-- What you should do --
Copy out all the lines exactly. Omit pictures.
+ + +
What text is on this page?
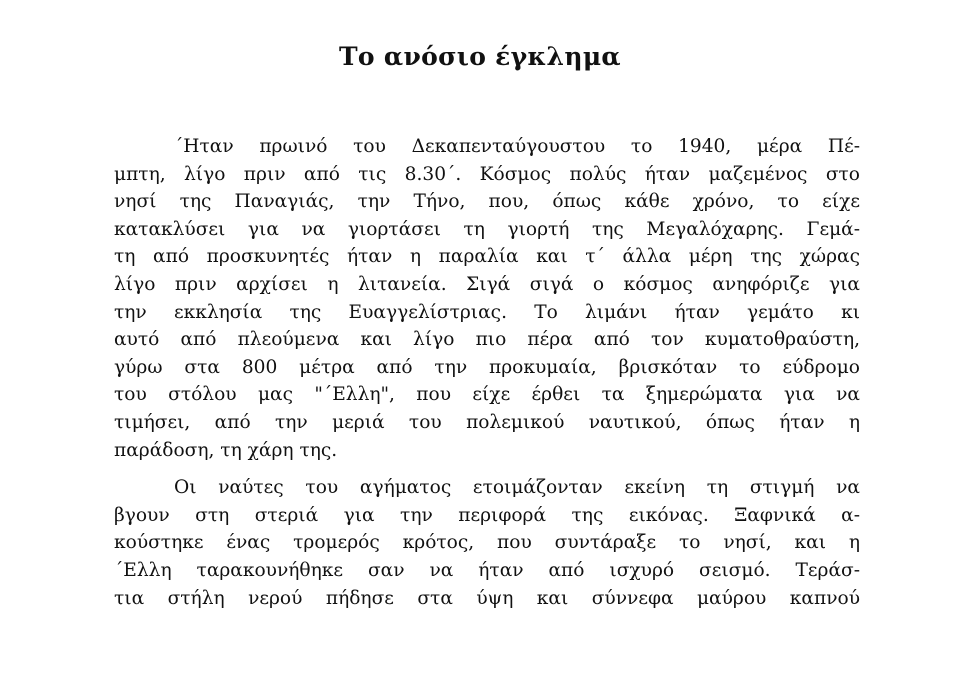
Το ανόσιο έγκλημα
΄Ηταν πρωινό του Δεκαπενταύγουστου το 1940, μέρα Πέ-
μπτη, λίγο πριν από τις 8.30΄. Κόσμος πολύς ήταν μαζεμένος στο
νησί της Παναγιάς, την Τήνο, που, όπως κάθε χρόνο, το είχε
κατακλύσει για να γιορτάσει τη γιορτή της Μεγαλόχαρης. Γεμά-
τη από προσκυνητές ήταν η παραλία και τ΄ άλλα μέρη της χώρας
λίγο πριν αρχίσει η λιτανεία. Σιγά σιγά ο κόσμος ανηφόριζε για
την εκκλησία της Ευαγγελίστριας. Το λιμάνι ήταν γεμάτο κι
αυτό από πλεούμενα και λίγο πιο πέρα από τον κυματοθραύστη,
γύρω στα 800 μέτρα από την προκυμαία, βρισκόταν το εύδρομο
του στόλου μας "΄Ελλη", που είχε έρθει τα ξημερώματα για να
τιμήσει, από την μεριά του πολεμικού ναυτικού, όπως ήταν η
παράδοση, τη χάρη της.
Οι ναύτες του αγήματος ετοιμάζονταν εκείνη τη στιγμή να
βγουν στη στεριά για την περιφορά της εικόνας. Ξαφνικά α-
κούστηκε ένας τρομερός κρότος, που συντάραξε το νησί, και η
΄Ελλη ταρακουνήθηκε σαν να ήταν από ισχυρό σεισμό. Τεράσ-
τια στήλη νερού πήδησε στα ύψη και σύννεφα μαύρου καπνού
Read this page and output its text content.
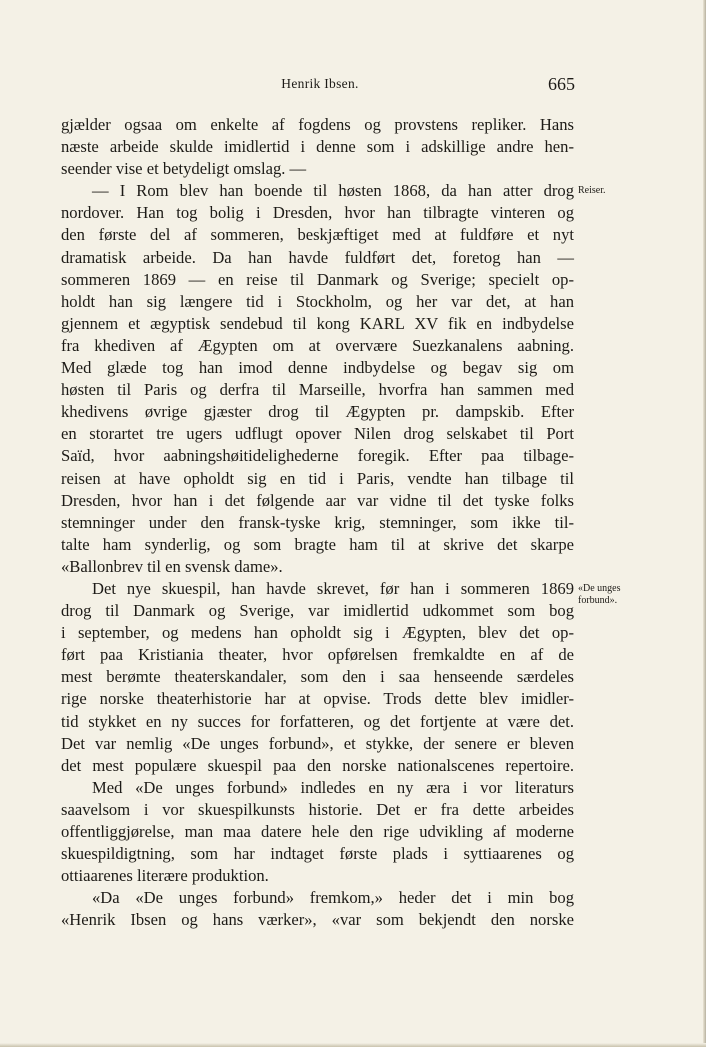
Henrik Ibsen.	665
gjælder ogsaa om enkelte af fogdens og provstens repliker. Hans
næste arbeide skulde imidlertid i denne som i adskillige andre hen-
seender vise et betydeligt omslag. —
— I Rom blev han boende til høsten 1868, da han atter drog
nordover. Han tog bolig i Dresden, hvor han tilbragte vinteren og
den første del af sommeren, beskjæftiget med at fuldføre et nyt
dramatisk arbeide. Da han havde fuldført det, foretog han —
sommeren 1869 — en reise til Danmark og Sverige; specielt op-
holdt han sig længere tid i Stockholm, og her var det, at han
gjennem et ægyptisk sendebud til kong KARL XV fik en indbydelse
fra khediven af Ægypten om at overvære Suezkanalens aabning.
Med glæde tog han imod denne indbydelse og begav sig om
høsten til Paris og derfra til Marseille, hvorfra han sammen med
khedivens øvrige gjæster drog til Ægypten pr. dampskib. Efter
en storartet tre ugers udflugt opover Nilen drog selskabet til Port
Saïd, hvor aabningshøitidelighederne foregik. Efter paa tilbage-
reisen at have opholdt sig en tid i Paris, vendte han tilbage til
Dresden, hvor han i det følgende aar var vidne til det tyske folks
stemninger under den fransk-tyske krig, stemninger, som ikke til-
talte ham synderlig, og som bragte ham til at skrive det skarpe
«Ballonbrev til en svensk dame».
Det nye skuespil, han havde skrevet, før han i sommeren 1869
drog til Danmark og Sverige, var imidlertid udkommet som bog
i september, og medens han opholdt sig i Ægypten, blev det op-
ført paa Kristiania theater, hvor opførelsen fremkaldte en af de
mest berømte theaterskandaler, som den i saa henseende særdeles
rige norske theaterhistorie har at opvise. Trods dette blev imidler-
tid stykket en ny succes for forfatteren, og det fortjente at være det.
Det var nemlig «De unges forbund», et stykke, der senere er bleven
det mest populære skuespil paa den norske nationalscenes repertoire.
Med «De unges forbund» indledes en ny æra i vor literaturs
saavelsom i vor skuespilkunsts historie. Det er fra dette arbeides
offentliggjørelse, man maa datere hele den rige udvikling af moderne
skuespildigtning, som har indtaget første plads i syttiaarenes og
ottiaarenes literære produktion.
«Da «De unges forbund» fremkom,» heder det i min bog
«Henrik Ibsen og hans værker», «var som bekjendt den norske
Reiser.
«De unges
forbund».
+ + +
-- Response to this task --
What text is on this page?
Το ανόσιο έγκλημα
΄Ηταν πρωινό του Δεκαπενταύγουστου το 1940, μέρα Πέ-
μπτη, λίγο πριν από τις 8.30΄. Κόσμος πολύς ήταν μαζεμένος στο
νησί της Παναγιάς, την Τήνο, που, όπως κάθε χρόνο, το είχε
κατακλύσει για να γιορτάσει τη γιορτή της Μεγαλόχαρης. Γεμά-
τη από προσκυνητές ήταν η παραλία και τ΄ άλλα μέρη της χώρας
λίγο πριν αρχίσει η λιτανεία. Σιγά σιγά ο κόσμος ανηφόριζε για
την εκκλησία της Ευαγγελίστριας. Το λιμάνι ήταν γεμάτο κι
αυτό από πλεούμενα και λίγο πιο πέρα από τον κυματοθραύστη,
γύρω στα 800 μέτρα από την προκυμαία, βρισκόταν το εύδρομο
του στόλου μας "΄Ελλη", που είχε έρθει τα ξημερώματα για να
τιμήσει, από την μεριά του πολεμικού ναυτικού, όπως ήταν η
παράδοση, τη χάρη της.
Οι ναύτες του αγήματος ετοιμάζονταν εκείνη τη στιγμή να
βγουν στη στεριά για την περιφορά της εικόνας. Ξαφνικά α-
κούστηκε ένας τρομερός κρότος, που συντάραξε το νησί, και η
΄Ελλη ταρακουνήθηκε σαν να ήταν από ισχυρό σεισμό. Τεράσ-
τια στήλη νερού πήδησε στα ύψη και σύννεφα μαύρου καπνού
Read this page and output its text content.
Henrik Ibsen.	665
gjælder ogsaa om enkelte af fogdens og provstens repliker. Hans
næste arbeide skulde imidlertid i denne som i adskillige andre hen-
seender vise et betydeligt omslag. —
— I Rom blev han boende til høsten 1868, da han atter drog
nordover. Han tog bolig i Dresden, hvor han tilbragte vinteren og
den første del af sommeren, beskjæftiget med at fuldføre et nyt
dramatisk arbeide. Da han havde fuldført det, foretog han —
sommeren 1869 — en reise til Danmark og Sverige; specielt op-
holdt han sig længere tid i Stockholm, og her var det, at han
gjennem et ægyptisk sendebud til kong KARL XV fik en indbydelse
fra khediven af Ægypten om at overvære Suezkanalens aabning.
Med glæde tog han imod denne indbydelse og begav sig om
høsten til Paris og derfra til Marseille, hvorfra han sammen med
khedivens øvrige gjæster drog til Ægypten pr. dampskib. Efter
en storartet tre ugers udflugt opover Nilen drog selskabet til Port
Saïd, hvor aabningshøitidelighederne foregik. Efter paa tilbage-
reisen at have opholdt sig en tid i Paris, vendte han tilbage til
Dresden, hvor han i det følgende aar var vidne til det tyske folks
stemninger under den fransk-tyske krig, stemninger, som ikke til-
talte ham synderlig, og som bragte ham til at skrive det skarpe
«Ballonbrev til en svensk dame».
Det nye skuespil, han havde skrevet, før han i sommeren 1869
drog til Danmark og Sverige, var imidlertid udkommet som bog
i september, og medens han opholdt sig i Ægypten, blev det op-
ført paa Kristiania theater, hvor opførelsen fremkaldte en af de
mest berømte theaterskandaler, som den i saa henseende særdeles
rige norske theaterhistorie har at opvise. Trods dette blev imidler-
tid stykket en ny succes for forfatteren, og det fortjente at være det.
Det var nemlig «De unges forbund», et stykke, der senere er bleven
det mest populære skuespil paa den norske nationalscenes repertoire.
Med «De unges forbund» indledes en ny æra i vor literaturs
saavelsom i vor skuespilkunsts historie. Det er fra dette arbeides
offentliggjørelse, man maa datere hele den rige udvikling af moderne
skuespildigtning, som har indtaget første plads i syttiaarenes og
ottiaarenes literære produktion.
«Da «De unges forbund» fremkom,» heder det i min bog
«Henrik Ibsen og hans værker», «var som bekjendt den norske
Reiser.
«De unges
forbund».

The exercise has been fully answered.